◆ Exercise data ◆
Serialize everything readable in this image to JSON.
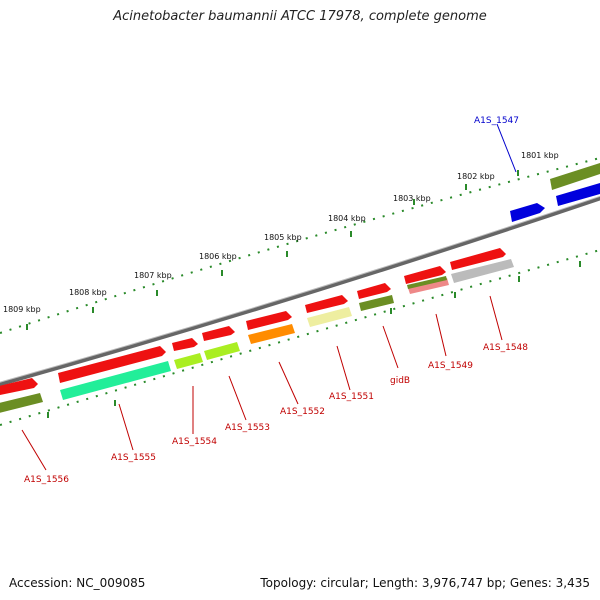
{
  "title": "Acinetobacter baumannii ATCC 17978, complete genome",
  "footer": {
    "accession": "Accession: NC_009085",
    "summary": "Topology: circular; Length: 3,976,747 bp; Genes: 3,435"
  },
  "scale_labels": [
    "1801 kbp",
    "1802 kbp",
    "1803 kbp",
    "1804 kbp",
    "1805 kbp",
    "1806 kbp",
    "1807 kbp",
    "1808 kbp",
    "1809 kbp"
  ],
  "gene_labels": [
    "A1S_1547",
    "A1S_1548",
    "A1S_1549",
    "gidB",
    "A1S_1551",
    "A1S_1552",
    "A1S_1553",
    "A1S_1554",
    "A1S_1555",
    "A1S_1556"
  ],
  "colors": {
    "red": "#ee1111",
    "blue": "#0000dd",
    "olive": "#6b8e23",
    "teal": "#22ee99",
    "lime": "#aaee22",
    "orange": "#ff8c00",
    "pale_yellow": "#eeeea0",
    "salmon": "#ee8888",
    "gray": "#bbbbbb",
    "backbone": "#888888",
    "tick": "#2a8a2a"
  }
}
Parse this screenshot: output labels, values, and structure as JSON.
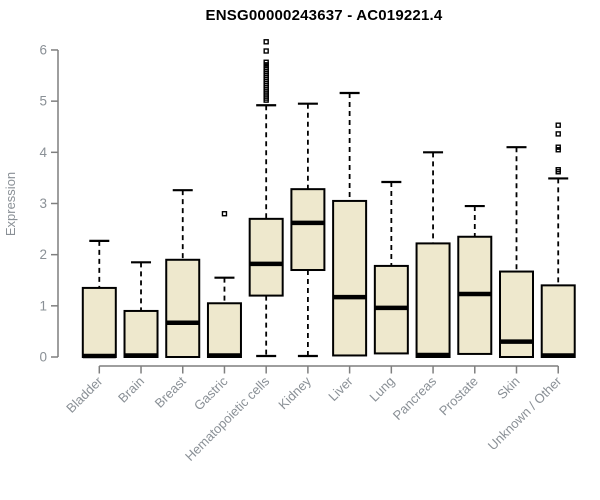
{
  "chart_data": {
    "type": "boxplot",
    "title": "ENSG00000243637 - AC019221.4",
    "xlabel": "",
    "ylabel": "Expression",
    "ylim": [
      0,
      6.2
    ],
    "yticks": [
      0,
      1,
      2,
      3,
      4,
      5,
      6
    ],
    "grid": false,
    "legend": false,
    "categories": [
      "Bladder",
      "Brain",
      "Breast",
      "Gastric",
      "Hematopoietic cells",
      "Kidney",
      "Liver",
      "Lung",
      "Pancreas",
      "Prostate",
      "Skin",
      "Unknown / Other"
    ],
    "boxes": [
      {
        "category": "Bladder",
        "whisker_low": 0,
        "q1": 0,
        "median": 0.02,
        "q3": 1.35,
        "whisker_high": 2.27,
        "outliers": []
      },
      {
        "category": "Brain",
        "whisker_low": 0,
        "q1": 0,
        "median": 0.03,
        "q3": 0.9,
        "whisker_high": 1.85,
        "outliers": []
      },
      {
        "category": "Breast",
        "whisker_low": 0,
        "q1": 0,
        "median": 0.67,
        "q3": 1.9,
        "whisker_high": 3.26,
        "outliers": []
      },
      {
        "category": "Gastric",
        "whisker_low": 0,
        "q1": 0,
        "median": 0.03,
        "q3": 1.05,
        "whisker_high": 1.55,
        "outliers": [
          2.8
        ]
      },
      {
        "category": "Hematopoietic cells",
        "whisker_low": 0.02,
        "q1": 1.2,
        "median": 1.82,
        "q3": 2.7,
        "whisker_high": 4.92,
        "outliers": [
          5.02,
          5.06,
          5.1,
          5.14,
          5.18,
          5.22,
          5.26,
          5.3,
          5.34,
          5.38,
          5.42,
          5.46,
          5.5,
          5.54,
          5.58,
          5.62,
          5.66,
          5.71,
          5.76,
          5.98,
          6.16
        ]
      },
      {
        "category": "Kidney",
        "whisker_low": 0.02,
        "q1": 1.7,
        "median": 2.62,
        "q3": 3.28,
        "whisker_high": 4.95,
        "outliers": []
      },
      {
        "category": "Liver",
        "whisker_low": 0.03,
        "q1": 0.03,
        "median": 1.17,
        "q3": 3.05,
        "whisker_high": 5.16,
        "outliers": []
      },
      {
        "category": "Lung",
        "whisker_low": 0.07,
        "q1": 0.07,
        "median": 0.96,
        "q3": 1.78,
        "whisker_high": 3.42,
        "outliers": []
      },
      {
        "category": "Pancreas",
        "whisker_low": 0,
        "q1": 0,
        "median": 0.04,
        "q3": 2.22,
        "whisker_high": 4.0,
        "outliers": []
      },
      {
        "category": "Prostate",
        "whisker_low": 0.06,
        "q1": 0.06,
        "median": 1.23,
        "q3": 2.35,
        "whisker_high": 2.95,
        "outliers": []
      },
      {
        "category": "Skin",
        "whisker_low": 0,
        "q1": 0,
        "median": 0.3,
        "q3": 1.67,
        "whisker_high": 4.1,
        "outliers": []
      },
      {
        "category": "Unknown / Other",
        "whisker_low": 0,
        "q1": 0,
        "median": 0.03,
        "q3": 1.4,
        "whisker_high": 3.49,
        "outliers": [
          3.62,
          3.66,
          4.05,
          4.1,
          4.36,
          4.53
        ]
      }
    ],
    "colors": {
      "box_fill": "#EEE8CD",
      "box_border": "#000000",
      "median": "#000000",
      "whisker": "#000000",
      "outlier": "#000000",
      "axis": "#7f7f7f",
      "axis_text": "#8a9096",
      "title": "#000000",
      "background": "#ffffff"
    }
  }
}
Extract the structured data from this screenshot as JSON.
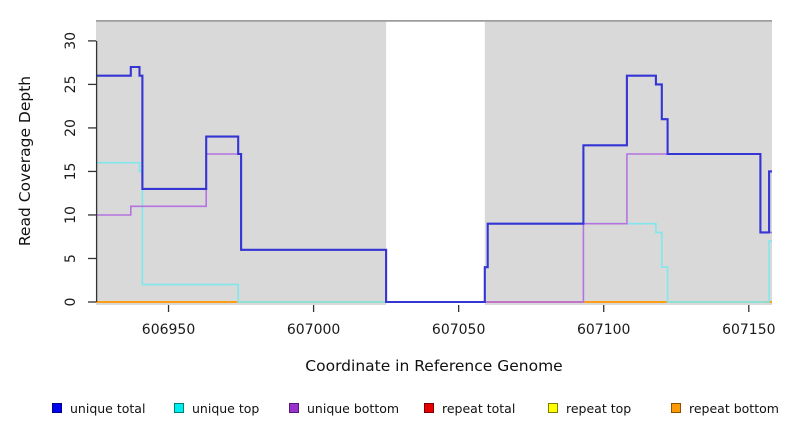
{
  "chart_data": {
    "type": "step-line",
    "xlabel": "Coordinate in Reference Genome",
    "ylabel": "Read Coverage Depth",
    "x_ticks": [
      606950,
      607000,
      607050,
      607100,
      607150
    ],
    "y_ticks": [
      0,
      5,
      10,
      15,
      20,
      25,
      30
    ],
    "x_range": [
      606925,
      607158
    ],
    "y_range": [
      0,
      32.4
    ],
    "grid": false,
    "plot_background": "#d9d9d9",
    "gap_region": {
      "x0": 607025,
      "x1": 607059,
      "color": "#ffffff",
      "note": "white uncovered interval"
    },
    "top_border_color": "#949494",
    "axis_color": "#333333",
    "tick_label_color": "#1a1a1a",
    "series": [
      {
        "name": "repeat total",
        "color": "#cc2222",
        "width": 1.5,
        "points": [
          [
            606925,
            0
          ]
        ],
        "end": 607158
      },
      {
        "name": "repeat top",
        "color": "#f0e000",
        "width": 1.5,
        "points": [
          [
            606925,
            0
          ]
        ],
        "end": 607158
      },
      {
        "name": "repeat bottom",
        "color": "#ff9d14",
        "width": 1.5,
        "points": [
          [
            606925,
            0
          ]
        ],
        "end": 607158
      },
      {
        "name": "unique top",
        "color": "#80e8ec",
        "width": 1.6,
        "points": [
          [
            606925,
            16
          ],
          [
            606940,
            15
          ],
          [
            606941,
            2
          ],
          [
            606974,
            0
          ],
          [
            607059,
            4
          ],
          [
            607060,
            9
          ],
          [
            607118,
            8
          ],
          [
            607120,
            4
          ],
          [
            607122,
            0
          ],
          [
            607157,
            7
          ]
        ],
        "end": 607158
      },
      {
        "name": "unique bottom",
        "color": "#b573e0",
        "width": 1.6,
        "points": [
          [
            606925,
            10
          ],
          [
            606937,
            11
          ],
          [
            606963,
            17
          ],
          [
            606975,
            6
          ],
          [
            607025,
            0
          ],
          [
            607093,
            9
          ],
          [
            607108,
            17
          ],
          [
            607154,
            8
          ]
        ],
        "end": 607158
      },
      {
        "name": "unique total",
        "color": "#3534d4",
        "width": 2.1,
        "points": [
          [
            606925,
            26
          ],
          [
            606937,
            27
          ],
          [
            606940,
            26
          ],
          [
            606941,
            13
          ],
          [
            606963,
            19
          ],
          [
            606974,
            17
          ],
          [
            606975,
            6
          ],
          [
            607025,
            0
          ],
          [
            607059,
            4
          ],
          [
            607060,
            9
          ],
          [
            607093,
            18
          ],
          [
            607108,
            26
          ],
          [
            607118,
            25
          ],
          [
            607120,
            21
          ],
          [
            607122,
            17
          ],
          [
            607154,
            8
          ],
          [
            607157,
            15
          ]
        ],
        "end": 607158
      }
    ],
    "baseline_segments": [
      {
        "x0": 606925,
        "x1": 606974,
        "color": "#ff9d14"
      },
      {
        "x0": 606974,
        "x1": 607025,
        "color": "#a5d6a5"
      },
      {
        "x0": 607059,
        "x1": 607093,
        "color": "#e06d8f"
      },
      {
        "x0": 607093,
        "x1": 607122,
        "color": "#ff9d14"
      },
      {
        "x0": 607122,
        "x1": 607156,
        "color": "#a5d6a5"
      },
      {
        "x0": 607156,
        "x1": 607158,
        "color": "#ff9d14"
      }
    ],
    "legend": [
      {
        "label": "unique total",
        "fill": "#0000f0",
        "border": "#000080"
      },
      {
        "label": "unique top",
        "fill": "#00eeee",
        "border": "#007d7d"
      },
      {
        "label": "unique bottom",
        "fill": "#9932cc",
        "border": "#551a73"
      },
      {
        "label": "repeat total",
        "fill": "#e60000",
        "border": "#7a0000"
      },
      {
        "label": "repeat top",
        "fill": "#ffff00",
        "border": "#7d7d00"
      },
      {
        "label": "repeat bottom",
        "fill": "#ff9900",
        "border": "#8a5200"
      }
    ]
  }
}
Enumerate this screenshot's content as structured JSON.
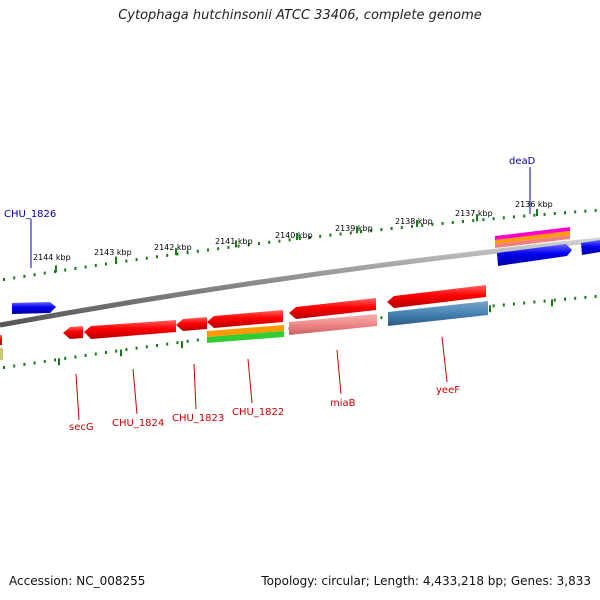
{
  "header": {
    "title": "Cytophaga hutchinsonii ATCC 33406, complete genome"
  },
  "footer": {
    "accession": "Accession: NC_008255",
    "topology": "Topology: circular; Length: 4,433,218 bp; Genes: 3,833"
  },
  "ruler": {
    "ticks": [
      "2144 kbp",
      "2143 kbp",
      "2142 kbp",
      "2141 kbp",
      "2140 kbp",
      "2139 kbp",
      "2138 kbp",
      "2137 kbp",
      "2136 kbp"
    ]
  },
  "labels": {
    "top": [
      "deaD",
      "CHU_1826"
    ],
    "bottom": [
      "secG",
      "CHU_1824",
      "CHU_1823",
      "CHU_1822",
      "miaB",
      "yeeF"
    ]
  },
  "colors": {
    "backbone": "#808080",
    "tick": "#1a7a1a",
    "forward_gene": "#0000ee",
    "reverse_gene": "#ee0000",
    "label_top": "#0000aa",
    "label_bottom": "#cc0000"
  }
}
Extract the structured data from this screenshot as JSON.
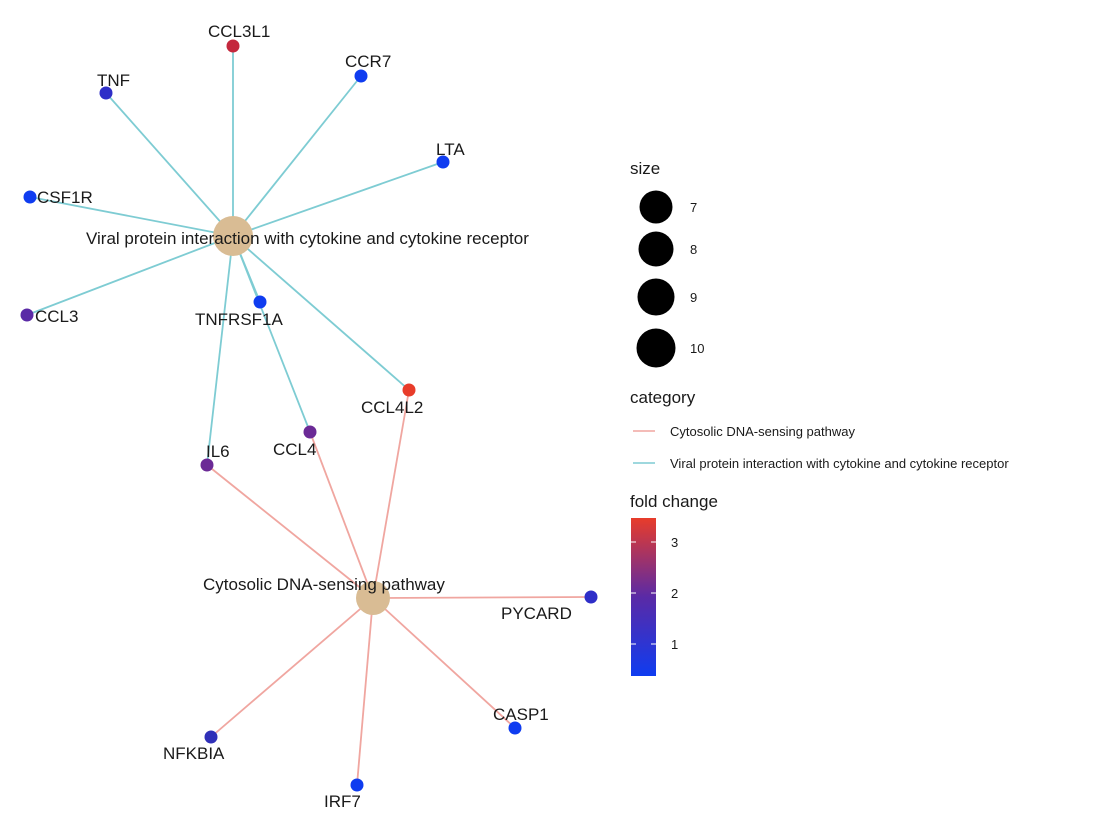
{
  "network": {
    "hubs": [
      {
        "id": "viral",
        "label": "Viral protein interaction with cytokine and cytokine receptor",
        "color": "#D9BC94"
      },
      {
        "id": "cyto",
        "label": "Cytosolic DNA-sensing pathway",
        "color": "#D9BC94"
      }
    ],
    "genes": [
      {
        "id": "CCL3L1",
        "label": "CCL3L1",
        "color": "#C4283D"
      },
      {
        "id": "CCR7",
        "label": "CCR7",
        "color": "#0F3CF0"
      },
      {
        "id": "TNF",
        "label": "TNF",
        "color": "#2E2EC8"
      },
      {
        "id": "LTA",
        "label": "LTA",
        "color": "#0F3CF0"
      },
      {
        "id": "CSF1R",
        "label": "CSF1R",
        "color": "#0F3CF0"
      },
      {
        "id": "CCL3",
        "label": "CCL3",
        "color": "#5A2AA6"
      },
      {
        "id": "TNFRSF1A",
        "label": "TNFRSF1A",
        "color": "#0F3CF0"
      },
      {
        "id": "CCL4L2",
        "label": "CCL4L2",
        "color": "#E83C2A"
      },
      {
        "id": "CCL4",
        "label": "CCL4",
        "color": "#6B2A96"
      },
      {
        "id": "IL6",
        "label": "IL6",
        "color": "#6B2A96"
      },
      {
        "id": "PYCARD",
        "label": "PYCARD",
        "color": "#2E2EC8"
      },
      {
        "id": "CASP1",
        "label": "CASP1",
        "color": "#0F3CF0"
      },
      {
        "id": "NFKBIA",
        "label": "NFKBIA",
        "color": "#3030B8"
      },
      {
        "id": "IRF7",
        "label": "IRF7",
        "color": "#0F3CF0"
      }
    ],
    "edges": [
      {
        "from": "viral",
        "to": "CCL3L1",
        "category": "viral"
      },
      {
        "from": "viral",
        "to": "CCR7",
        "category": "viral"
      },
      {
        "from": "viral",
        "to": "TNF",
        "category": "viral"
      },
      {
        "from": "viral",
        "to": "LTA",
        "category": "viral"
      },
      {
        "from": "viral",
        "to": "CSF1R",
        "category": "viral"
      },
      {
        "from": "viral",
        "to": "CCL3",
        "category": "viral"
      },
      {
        "from": "viral",
        "to": "TNFRSF1A",
        "category": "viral"
      },
      {
        "from": "viral",
        "to": "CCL4L2",
        "category": "viral"
      },
      {
        "from": "viral",
        "to": "CCL4",
        "category": "viral"
      },
      {
        "from": "viral",
        "to": "IL6",
        "category": "viral"
      },
      {
        "from": "cyto",
        "to": "IL6",
        "category": "cyto"
      },
      {
        "from": "cyto",
        "to": "CCL4",
        "category": "cyto"
      },
      {
        "from": "cyto",
        "to": "CCL4L2",
        "category": "cyto"
      },
      {
        "from": "cyto",
        "to": "PYCARD",
        "category": "cyto"
      },
      {
        "from": "cyto",
        "to": "CASP1",
        "category": "cyto"
      },
      {
        "from": "cyto",
        "to": "NFKBIA",
        "category": "cyto"
      },
      {
        "from": "cyto",
        "to": "IRF7",
        "category": "cyto"
      }
    ],
    "edge_colors": {
      "viral": "#7ECCD3",
      "cyto": "#F0A6A0"
    }
  },
  "legend": {
    "size": {
      "title": "size",
      "entries": [
        "7",
        "8",
        "9",
        "10"
      ],
      "color": "#000000"
    },
    "category": {
      "title": "category",
      "entries": [
        {
          "label": "Cytosolic DNA-sensing pathway",
          "color": "#F0A6A0"
        },
        {
          "label": "Viral protein interaction with cytokine and cytokine receptor",
          "color": "#7ECCD3"
        }
      ]
    },
    "fold_change": {
      "title": "fold change",
      "ticks": [
        "3",
        "2",
        "1"
      ],
      "gradient": [
        "#E83C2A",
        "#5A2AA6",
        "#0F3CF0"
      ]
    }
  }
}
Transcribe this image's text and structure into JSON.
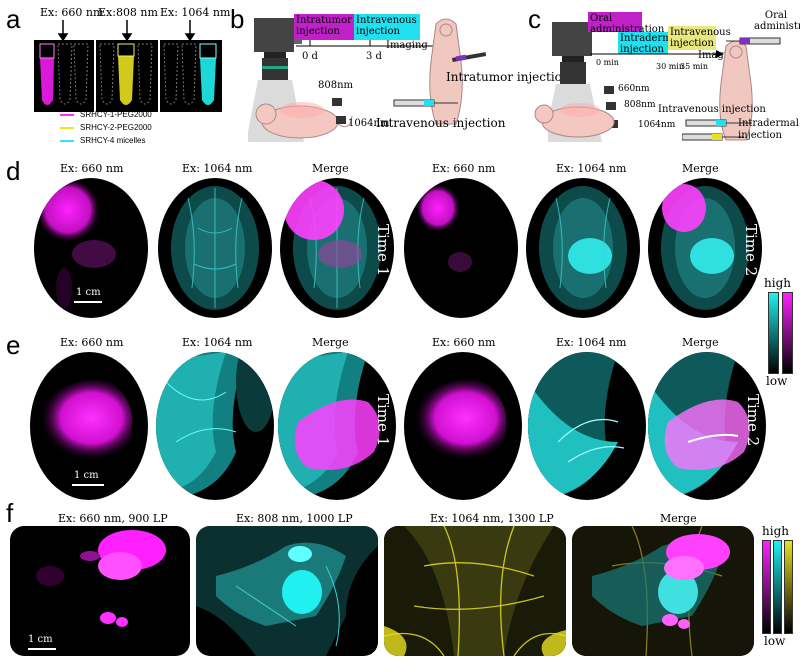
{
  "panel_a": {
    "label": "a",
    "ex_labels": [
      "Ex: 660 nm",
      "Ex:808 nm",
      "Ex: 1064 nm"
    ],
    "legend": [
      {
        "text": "SRHCY-1-PEG2000",
        "color": "#ff30ff"
      },
      {
        "text": "SRHCY-2-PEG2000",
        "color": "#e8e820"
      },
      {
        "text": "SRHCY-4 micelles",
        "color": "#30e8e8"
      }
    ]
  },
  "panel_b": {
    "label": "b",
    "boxes": {
      "intratumor": "Intratumor injection",
      "intravenous": "Intravenous injection"
    },
    "days": [
      "0 d",
      "3 d"
    ],
    "imaging": "Imaging",
    "lasers": [
      "808nm",
      "1064nm"
    ],
    "injection_labels": [
      "Intratumor injection",
      "Intravenous injection"
    ]
  },
  "panel_c": {
    "label": "c",
    "boxes": {
      "oral": "Oral administration",
      "intradermal": "Intradermal injection",
      "intravenous": "Intravenous injection"
    },
    "times": [
      "0 min",
      "30 min",
      "35 min"
    ],
    "imaging": "Imaging",
    "lasers": [
      "660nm",
      "808nm",
      "1064nm"
    ],
    "injection_labels": [
      "Oral administration",
      "Intravenous injection",
      "Intradermal injection"
    ]
  },
  "panel_d": {
    "label": "d",
    "captions": [
      "Ex: 660 nm",
      "Ex: 1064 nm",
      "Merge",
      "Ex: 660 nm",
      "Ex: 1064 nm",
      "Merge"
    ],
    "times": [
      "Time 1",
      "Time 2"
    ],
    "scale_bar": "1 cm"
  },
  "panel_e": {
    "label": "e",
    "captions": [
      "Ex: 660 nm",
      "Ex: 1064 nm",
      "Merge",
      "Ex: 660 nm",
      "Ex: 1064 nm",
      "Merge"
    ],
    "times": [
      "Time 1",
      "Time 2"
    ],
    "scale_bar": "1 cm"
  },
  "panel_f": {
    "label": "f",
    "captions": [
      "Ex: 660 nm, 900 LP",
      "Ex: 808 nm, 1000 LP",
      "Ex: 1064 nm, 1300 LP",
      "Merge"
    ],
    "scale_bar": "1 cm"
  },
  "colorbar_de": {
    "high": "high",
    "low": "low"
  },
  "colorbar_f": {
    "high": "high",
    "low": "low"
  },
  "colors": {
    "magenta": "#ff20ff",
    "cyan": "#20f0f0",
    "yellow": "#e8e020"
  }
}
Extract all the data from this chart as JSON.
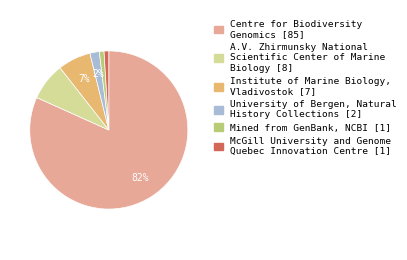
{
  "labels": [
    "Centre for Biodiversity\nGenomics [85]",
    "A.V. Zhirmunsky National\nScientific Center of Marine\nBiology [8]",
    "Institute of Marine Biology,\nVladivostok [7]",
    "University of Bergen, Natural\nHistory Collections [2]",
    "Mined from GenBank, NCBI [1]",
    "McGill University and Genome\nQuebec Innovation Centre [1]"
  ],
  "values": [
    85,
    8,
    7,
    2,
    1,
    1
  ],
  "colors": [
    "#e8a898",
    "#d4dc98",
    "#e8b870",
    "#a8bcd8",
    "#b8cc78",
    "#d46858"
  ],
  "pct_show": [
    true,
    false,
    true,
    true,
    false,
    false
  ],
  "pct_distance": 0.72,
  "startangle": 90,
  "counterclock": false,
  "background_color": "#ffffff",
  "font_size": 7.0,
  "legend_fontsize": 6.8
}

◆ The problem ◆
Where a line in the listing above contains "SRHCY", copy that line.

◆ Result for this task ◆
        "text": "SRHCY-1-PEG2000",
        "text": "SRHCY-2-PEG2000",
        "text": "SRHCY-4 micelles",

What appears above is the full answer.